EXERCISE DIRECTIONS ▸ Can you give the records below again with every "ribbon-tab" swapped for "menu-tab" and nothing else changed?

----- STORED RECORDS -----

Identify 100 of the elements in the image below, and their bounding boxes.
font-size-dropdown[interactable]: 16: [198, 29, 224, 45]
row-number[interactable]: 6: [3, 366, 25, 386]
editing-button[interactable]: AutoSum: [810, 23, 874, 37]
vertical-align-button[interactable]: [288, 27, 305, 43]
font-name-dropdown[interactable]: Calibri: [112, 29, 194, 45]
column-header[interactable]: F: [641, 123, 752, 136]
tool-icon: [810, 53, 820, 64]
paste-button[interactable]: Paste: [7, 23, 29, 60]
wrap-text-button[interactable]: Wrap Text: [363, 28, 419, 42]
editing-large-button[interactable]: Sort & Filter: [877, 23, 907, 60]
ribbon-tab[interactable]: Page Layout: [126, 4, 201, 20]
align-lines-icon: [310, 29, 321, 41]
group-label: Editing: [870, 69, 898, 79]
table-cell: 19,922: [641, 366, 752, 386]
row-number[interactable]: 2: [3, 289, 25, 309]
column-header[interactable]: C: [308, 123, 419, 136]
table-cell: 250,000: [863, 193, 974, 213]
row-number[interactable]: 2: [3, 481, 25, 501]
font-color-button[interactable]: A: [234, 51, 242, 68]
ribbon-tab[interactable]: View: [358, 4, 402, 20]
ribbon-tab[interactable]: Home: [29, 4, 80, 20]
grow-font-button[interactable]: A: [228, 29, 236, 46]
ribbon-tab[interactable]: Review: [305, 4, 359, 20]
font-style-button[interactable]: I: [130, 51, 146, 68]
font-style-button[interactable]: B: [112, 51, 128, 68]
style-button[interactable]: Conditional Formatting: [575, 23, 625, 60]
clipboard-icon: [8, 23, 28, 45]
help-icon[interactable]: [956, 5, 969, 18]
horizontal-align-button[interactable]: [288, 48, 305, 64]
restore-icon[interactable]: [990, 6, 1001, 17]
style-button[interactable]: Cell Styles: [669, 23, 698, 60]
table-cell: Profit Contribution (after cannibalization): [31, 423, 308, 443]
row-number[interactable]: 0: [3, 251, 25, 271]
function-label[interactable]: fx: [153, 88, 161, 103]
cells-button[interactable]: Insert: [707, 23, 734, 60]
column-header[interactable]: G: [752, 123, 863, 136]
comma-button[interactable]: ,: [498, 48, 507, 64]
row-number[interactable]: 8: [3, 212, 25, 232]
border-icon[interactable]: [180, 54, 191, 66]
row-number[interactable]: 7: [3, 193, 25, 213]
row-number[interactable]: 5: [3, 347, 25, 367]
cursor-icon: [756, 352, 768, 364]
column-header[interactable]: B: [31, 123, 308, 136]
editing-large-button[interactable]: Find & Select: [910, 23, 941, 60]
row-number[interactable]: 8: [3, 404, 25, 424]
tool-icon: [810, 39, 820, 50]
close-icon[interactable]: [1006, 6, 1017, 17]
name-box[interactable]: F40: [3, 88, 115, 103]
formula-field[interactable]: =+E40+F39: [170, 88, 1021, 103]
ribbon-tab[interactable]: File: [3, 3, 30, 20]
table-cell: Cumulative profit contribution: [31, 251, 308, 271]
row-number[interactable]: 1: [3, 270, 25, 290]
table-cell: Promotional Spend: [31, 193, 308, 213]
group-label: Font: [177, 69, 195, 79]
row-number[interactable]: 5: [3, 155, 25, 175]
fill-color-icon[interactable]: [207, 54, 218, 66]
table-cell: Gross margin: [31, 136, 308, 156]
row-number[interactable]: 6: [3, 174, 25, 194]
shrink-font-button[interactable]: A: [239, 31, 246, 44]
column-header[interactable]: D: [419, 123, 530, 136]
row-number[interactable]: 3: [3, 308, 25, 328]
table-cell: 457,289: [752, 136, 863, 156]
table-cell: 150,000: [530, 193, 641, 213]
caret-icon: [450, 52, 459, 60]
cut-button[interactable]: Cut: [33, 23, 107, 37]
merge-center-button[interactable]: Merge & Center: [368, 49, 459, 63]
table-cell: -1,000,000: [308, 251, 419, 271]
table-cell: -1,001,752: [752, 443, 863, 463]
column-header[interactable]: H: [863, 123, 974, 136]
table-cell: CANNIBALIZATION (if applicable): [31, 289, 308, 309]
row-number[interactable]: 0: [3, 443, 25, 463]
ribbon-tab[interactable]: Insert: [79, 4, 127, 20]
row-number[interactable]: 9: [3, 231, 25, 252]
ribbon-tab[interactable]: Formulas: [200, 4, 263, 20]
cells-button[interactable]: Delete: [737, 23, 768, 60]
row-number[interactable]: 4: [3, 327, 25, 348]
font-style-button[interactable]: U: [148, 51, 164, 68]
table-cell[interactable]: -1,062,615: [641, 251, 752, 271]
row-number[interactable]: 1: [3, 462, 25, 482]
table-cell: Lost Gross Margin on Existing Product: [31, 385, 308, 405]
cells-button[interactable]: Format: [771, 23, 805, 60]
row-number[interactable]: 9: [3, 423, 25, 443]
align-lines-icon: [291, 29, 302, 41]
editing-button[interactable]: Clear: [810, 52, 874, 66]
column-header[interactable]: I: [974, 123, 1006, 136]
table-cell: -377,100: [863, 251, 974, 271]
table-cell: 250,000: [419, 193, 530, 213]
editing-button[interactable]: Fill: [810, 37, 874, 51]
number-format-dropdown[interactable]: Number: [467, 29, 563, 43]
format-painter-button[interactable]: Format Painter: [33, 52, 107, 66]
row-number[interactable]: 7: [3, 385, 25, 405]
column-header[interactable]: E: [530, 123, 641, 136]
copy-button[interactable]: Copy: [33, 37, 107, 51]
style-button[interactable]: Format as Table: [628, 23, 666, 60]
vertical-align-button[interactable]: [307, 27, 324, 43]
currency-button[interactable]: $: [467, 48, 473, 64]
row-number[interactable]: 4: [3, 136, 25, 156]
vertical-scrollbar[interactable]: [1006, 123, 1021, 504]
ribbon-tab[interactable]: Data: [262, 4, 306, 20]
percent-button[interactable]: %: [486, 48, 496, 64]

-----

WRITTEN REPLY ▸
Identify 100 of the elements in the image below, and their bounding boxes.
font-size-dropdown[interactable]: 16: [198, 29, 224, 45]
row-number[interactable]: 6: [3, 366, 25, 386]
editing-button[interactable]: AutoSum: [810, 23, 874, 37]
vertical-align-button[interactable]: [288, 27, 305, 43]
font-name-dropdown[interactable]: Calibri: [112, 29, 194, 45]
column-header[interactable]: F: [641, 123, 752, 136]
tool-icon: [810, 53, 820, 64]
paste-button[interactable]: Paste: [7, 23, 29, 60]
wrap-text-button[interactable]: Wrap Text: [363, 28, 419, 42]
editing-large-button[interactable]: Sort & Filter: [877, 23, 907, 60]
menu-tab[interactable]: Page Layout: [126, 4, 201, 20]
align-lines-icon: [310, 29, 321, 41]
group-label: Editing: [870, 69, 898, 79]
table-cell: 19,922: [641, 366, 752, 386]
row-number[interactable]: 2: [3, 289, 25, 309]
column-header[interactable]: C: [308, 123, 419, 136]
table-cell: 250,000: [863, 193, 974, 213]
row-number[interactable]: 2: [3, 481, 25, 501]
font-color-button[interactable]: A: [234, 51, 242, 68]
menu-tab[interactable]: View: [358, 4, 402, 20]
menu-tab[interactable]: Home: [29, 4, 80, 20]
grow-font-button[interactable]: A: [228, 29, 236, 46]
menu-tab[interactable]: Review: [305, 4, 359, 20]
font-style-button[interactable]: I: [130, 51, 146, 68]
font-style-button[interactable]: B: [112, 51, 128, 68]
style-button[interactable]: Conditional Formatting: [575, 23, 625, 60]
clipboard-icon: [8, 23, 28, 45]
help-icon[interactable]: [956, 5, 969, 18]
horizontal-align-button[interactable]: [288, 48, 305, 64]
restore-icon[interactable]: [990, 6, 1001, 17]
style-button[interactable]: Cell Styles: [669, 23, 698, 60]
table-cell: Profit Contribution (after cannibalization): [31, 423, 308, 443]
row-number[interactable]: 0: [3, 251, 25, 271]
function-label[interactable]: fx: [153, 88, 161, 103]
cells-button[interactable]: Insert: [707, 23, 734, 60]
column-header[interactable]: G: [752, 123, 863, 136]
comma-button[interactable]: ,: [498, 48, 507, 64]
row-number[interactable]: 8: [3, 212, 25, 232]
border-icon[interactable]: [180, 54, 191, 66]
row-number[interactable]: 7: [3, 193, 25, 213]
row-number[interactable]: 5: [3, 347, 25, 367]
cursor-icon: [756, 352, 768, 364]
column-header[interactable]: B: [31, 123, 308, 136]
editing-large-button[interactable]: Find & Select: [910, 23, 941, 60]
row-number[interactable]: 8: [3, 404, 25, 424]
tool-icon: [810, 39, 820, 50]
close-icon[interactable]: [1006, 6, 1017, 17]
name-box[interactable]: F40: [3, 88, 115, 103]
formula-field[interactable]: =+E40+F39: [170, 88, 1021, 103]
menu-tab[interactable]: File: [3, 3, 30, 20]
table-cell: Cumulative profit contribution: [31, 251, 308, 271]
row-number[interactable]: 1: [3, 270, 25, 290]
table-cell: Promotional Spend: [31, 193, 308, 213]
group-label: Font: [177, 69, 195, 79]
row-number[interactable]: 5: [3, 155, 25, 175]
fill-color-icon[interactable]: [207, 54, 218, 66]
table-cell: Gross margin: [31, 136, 308, 156]
row-number[interactable]: 6: [3, 174, 25, 194]
shrink-font-button[interactable]: A: [239, 31, 246, 44]
column-header[interactable]: D: [419, 123, 530, 136]
row-number[interactable]: 3: [3, 308, 25, 328]
table-cell: 457,289: [752, 136, 863, 156]
table-cell: 150,000: [530, 193, 641, 213]
caret-icon: [450, 52, 459, 60]
cut-button[interactable]: Cut: [33, 23, 107, 37]
merge-center-button[interactable]: Merge & Center: [368, 49, 459, 63]
table-cell: -1,000,000: [308, 251, 419, 271]
table-cell: -1,001,752: [752, 443, 863, 463]
column-header[interactable]: H: [863, 123, 974, 136]
table-cell: CANNIBALIZATION (if applicable): [31, 289, 308, 309]
row-number[interactable]: 0: [3, 443, 25, 463]
menu-tab[interactable]: Insert: [79, 4, 127, 20]
row-number[interactable]: 9: [3, 231, 25, 252]
menu-tab[interactable]: Formulas: [200, 4, 263, 20]
cells-button[interactable]: Delete: [737, 23, 768, 60]
row-number[interactable]: 4: [3, 327, 25, 348]
font-style-button[interactable]: U: [148, 51, 164, 68]
table-cell[interactable]: -1,062,615: [641, 251, 752, 271]
row-number[interactable]: 1: [3, 462, 25, 482]
table-cell: Lost Gross Margin on Existing Product: [31, 385, 308, 405]
cells-button[interactable]: Format: [771, 23, 805, 60]
row-number[interactable]: 9: [3, 423, 25, 443]
align-lines-icon: [291, 29, 302, 41]
editing-button[interactable]: Clear: [810, 52, 874, 66]
column-header[interactable]: I: [974, 123, 1006, 136]
table-cell: -377,100: [863, 251, 974, 271]
table-cell: 250,000: [419, 193, 530, 213]
editing-button[interactable]: Fill: [810, 37, 874, 51]
number-format-dropdown[interactable]: Number: [467, 29, 563, 43]
format-painter-button[interactable]: Format Painter: [33, 52, 107, 66]
row-number[interactable]: 7: [3, 385, 25, 405]
column-header[interactable]: E: [530, 123, 641, 136]
copy-button[interactable]: Copy: [33, 37, 107, 51]
style-button[interactable]: Format as Table: [628, 23, 666, 60]
vertical-align-button[interactable]: [307, 27, 324, 43]
currency-button[interactable]: $: [467, 48, 473, 64]
row-number[interactable]: 4: [3, 136, 25, 156]
vertical-scrollbar[interactable]: [1006, 123, 1021, 504]
menu-tab[interactable]: Data: [262, 4, 306, 20]
percent-button[interactable]: %: [486, 48, 496, 64]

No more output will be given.